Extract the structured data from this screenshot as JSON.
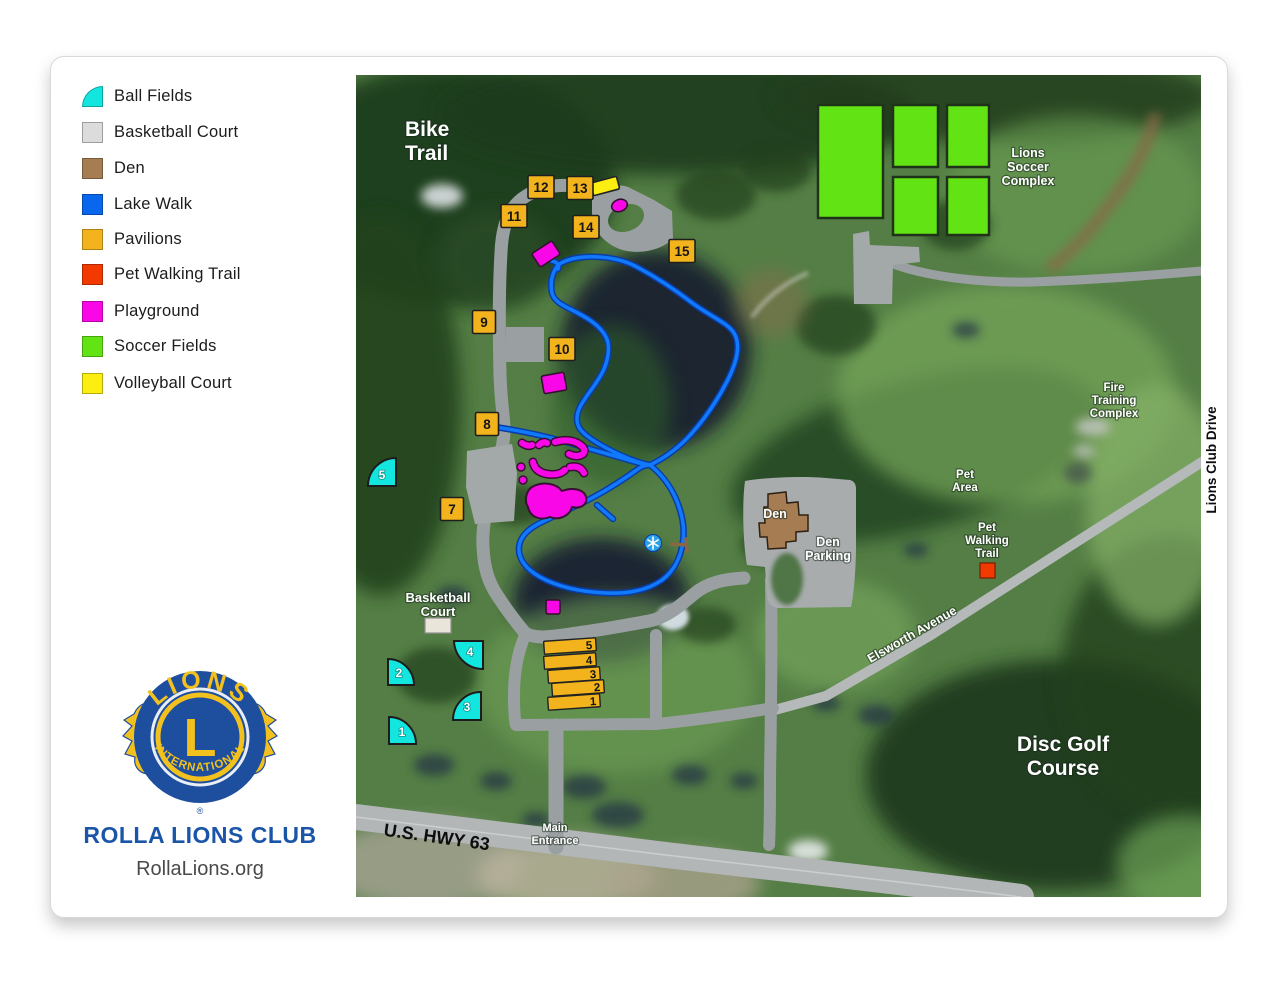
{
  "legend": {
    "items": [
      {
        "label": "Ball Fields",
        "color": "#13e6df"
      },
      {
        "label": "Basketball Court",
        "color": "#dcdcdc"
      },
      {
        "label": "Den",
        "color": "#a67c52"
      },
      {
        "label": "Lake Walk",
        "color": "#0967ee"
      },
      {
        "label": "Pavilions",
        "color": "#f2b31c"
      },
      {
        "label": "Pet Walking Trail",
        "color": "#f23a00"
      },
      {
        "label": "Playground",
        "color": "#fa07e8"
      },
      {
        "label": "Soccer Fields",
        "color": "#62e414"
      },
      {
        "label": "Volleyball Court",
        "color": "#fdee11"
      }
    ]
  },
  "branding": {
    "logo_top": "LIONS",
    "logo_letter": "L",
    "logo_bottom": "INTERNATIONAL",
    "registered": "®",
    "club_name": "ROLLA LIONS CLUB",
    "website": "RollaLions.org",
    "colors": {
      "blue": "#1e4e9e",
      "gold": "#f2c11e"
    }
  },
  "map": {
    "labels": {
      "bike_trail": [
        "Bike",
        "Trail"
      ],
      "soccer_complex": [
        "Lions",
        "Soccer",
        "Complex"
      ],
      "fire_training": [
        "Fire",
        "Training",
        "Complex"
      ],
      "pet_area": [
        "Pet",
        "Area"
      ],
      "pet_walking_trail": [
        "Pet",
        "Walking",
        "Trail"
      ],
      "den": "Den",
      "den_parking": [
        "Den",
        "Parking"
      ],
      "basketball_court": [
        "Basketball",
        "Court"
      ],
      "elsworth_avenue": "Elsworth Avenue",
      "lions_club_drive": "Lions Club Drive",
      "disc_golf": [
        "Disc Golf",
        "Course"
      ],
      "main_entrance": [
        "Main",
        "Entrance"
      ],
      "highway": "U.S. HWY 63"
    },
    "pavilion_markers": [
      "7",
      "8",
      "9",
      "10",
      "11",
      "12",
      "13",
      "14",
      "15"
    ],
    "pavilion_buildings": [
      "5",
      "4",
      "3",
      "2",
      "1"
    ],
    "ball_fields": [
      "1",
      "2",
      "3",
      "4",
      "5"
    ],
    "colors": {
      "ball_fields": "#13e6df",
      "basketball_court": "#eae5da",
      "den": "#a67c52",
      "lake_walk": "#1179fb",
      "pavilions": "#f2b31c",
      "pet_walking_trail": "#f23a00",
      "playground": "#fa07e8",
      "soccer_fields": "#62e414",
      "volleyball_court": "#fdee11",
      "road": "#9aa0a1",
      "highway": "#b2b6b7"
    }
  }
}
****
» Task directions:
Repeat each entry exactly as it appears; skip any picture.

» Answer to the exercise:
Extract the structured data from this screenshot as JSON.
{
  "legend": {
    "items": [
      {
        "label": "Ball Fields",
        "color": "#13e6df"
      },
      {
        "label": "Basketball Court",
        "color": "#dcdcdc"
      },
      {
        "label": "Den",
        "color": "#a67c52"
      },
      {
        "label": "Lake Walk",
        "color": "#0967ee"
      },
      {
        "label": "Pavilions",
        "color": "#f2b31c"
      },
      {
        "label": "Pet Walking Trail",
        "color": "#f23a00"
      },
      {
        "label": "Playground",
        "color": "#fa07e8"
      },
      {
        "label": "Soccer Fields",
        "color": "#62e414"
      },
      {
        "label": "Volleyball Court",
        "color": "#fdee11"
      }
    ]
  },
  "branding": {
    "logo_top": "LIONS",
    "logo_letter": "L",
    "logo_bottom": "INTERNATIONAL",
    "registered": "®",
    "club_name": "ROLLA LIONS CLUB",
    "website": "RollaLions.org",
    "colors": {
      "blue": "#1e4e9e",
      "gold": "#f2c11e"
    }
  },
  "map": {
    "labels": {
      "bike_trail": [
        "Bike",
        "Trail"
      ],
      "soccer_complex": [
        "Lions",
        "Soccer",
        "Complex"
      ],
      "fire_training": [
        "Fire",
        "Training",
        "Complex"
      ],
      "pet_area": [
        "Pet",
        "Area"
      ],
      "pet_walking_trail": [
        "Pet",
        "Walking",
        "Trail"
      ],
      "den": "Den",
      "den_parking": [
        "Den",
        "Parking"
      ],
      "basketball_court": [
        "Basketball",
        "Court"
      ],
      "elsworth_avenue": "Elsworth Avenue",
      "lions_club_drive": "Lions Club Drive",
      "disc_golf": [
        "Disc Golf",
        "Course"
      ],
      "main_entrance": [
        "Main",
        "Entrance"
      ],
      "highway": "U.S. HWY 63"
    },
    "pavilion_markers": [
      "7",
      "8",
      "9",
      "10",
      "11",
      "12",
      "13",
      "14",
      "15"
    ],
    "pavilion_buildings": [
      "5",
      "4",
      "3",
      "2",
      "1"
    ],
    "ball_fields": [
      "1",
      "2",
      "3",
      "4",
      "5"
    ],
    "colors": {
      "ball_fields": "#13e6df",
      "basketball_court": "#eae5da",
      "den": "#a67c52",
      "lake_walk": "#1179fb",
      "pavilions": "#f2b31c",
      "pet_walking_trail": "#f23a00",
      "playground": "#fa07e8",
      "soccer_fields": "#62e414",
      "volleyball_court": "#fdee11",
      "road": "#9aa0a1",
      "highway": "#b2b6b7"
    }
  }
}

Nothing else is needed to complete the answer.